Short exercise:
For each line of the data below that holds "label", copy the line.

[Chart and figure data]
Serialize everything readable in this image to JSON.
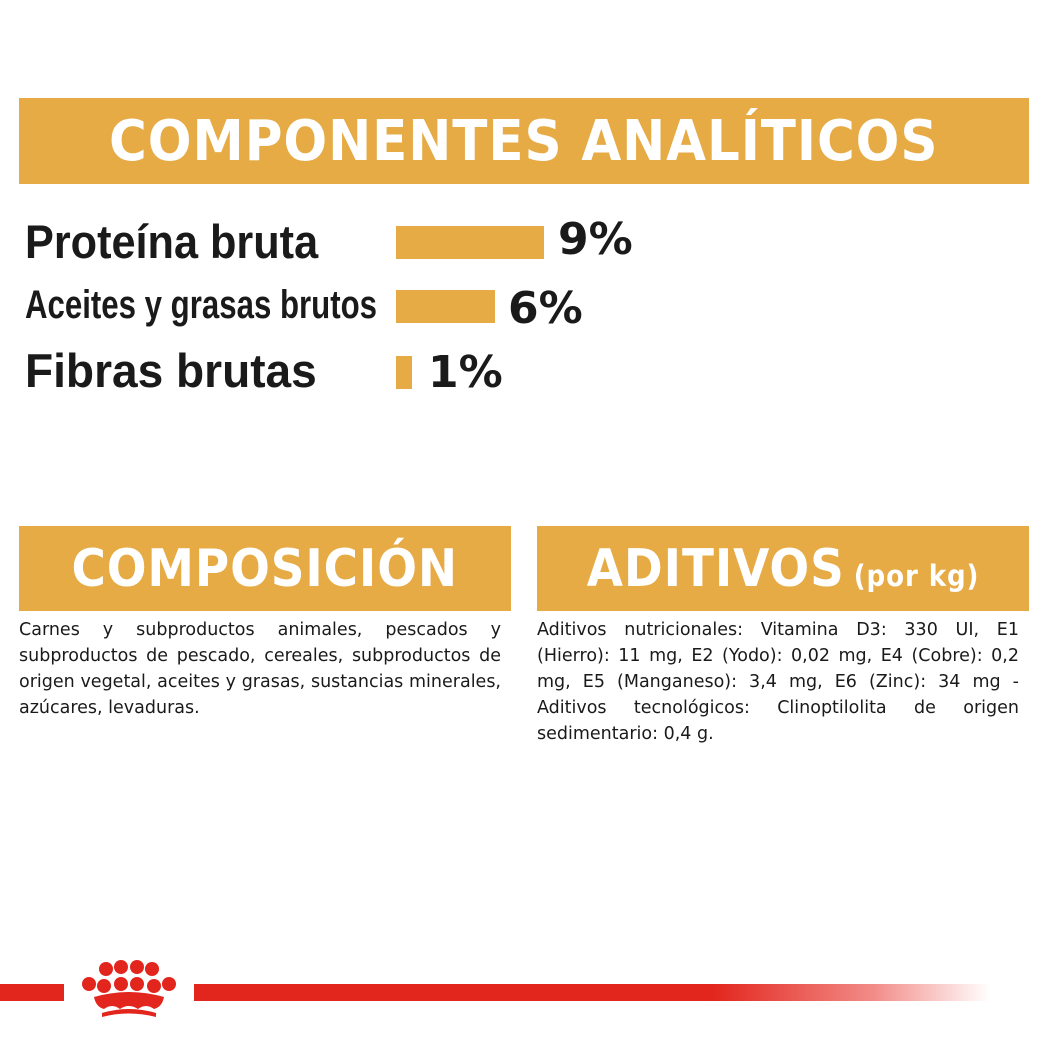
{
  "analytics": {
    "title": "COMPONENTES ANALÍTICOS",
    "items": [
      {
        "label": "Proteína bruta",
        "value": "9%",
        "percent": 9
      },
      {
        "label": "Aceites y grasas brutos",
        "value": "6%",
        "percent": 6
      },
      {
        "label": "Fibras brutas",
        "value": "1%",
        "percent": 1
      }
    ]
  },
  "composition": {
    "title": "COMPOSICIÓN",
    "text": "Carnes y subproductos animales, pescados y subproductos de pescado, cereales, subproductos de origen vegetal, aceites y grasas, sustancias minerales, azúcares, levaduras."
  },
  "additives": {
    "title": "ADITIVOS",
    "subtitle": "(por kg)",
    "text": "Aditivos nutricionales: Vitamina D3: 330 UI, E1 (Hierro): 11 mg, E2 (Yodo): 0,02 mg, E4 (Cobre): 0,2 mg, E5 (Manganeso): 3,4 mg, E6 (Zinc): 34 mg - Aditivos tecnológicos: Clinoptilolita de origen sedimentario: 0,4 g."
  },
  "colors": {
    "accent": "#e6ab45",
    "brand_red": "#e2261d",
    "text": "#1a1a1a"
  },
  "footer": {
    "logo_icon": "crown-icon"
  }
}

Response:
        "label": "Proteína bruta",
        "label": "Aceites y grasas brutos",
        "label": "Fibras brutas",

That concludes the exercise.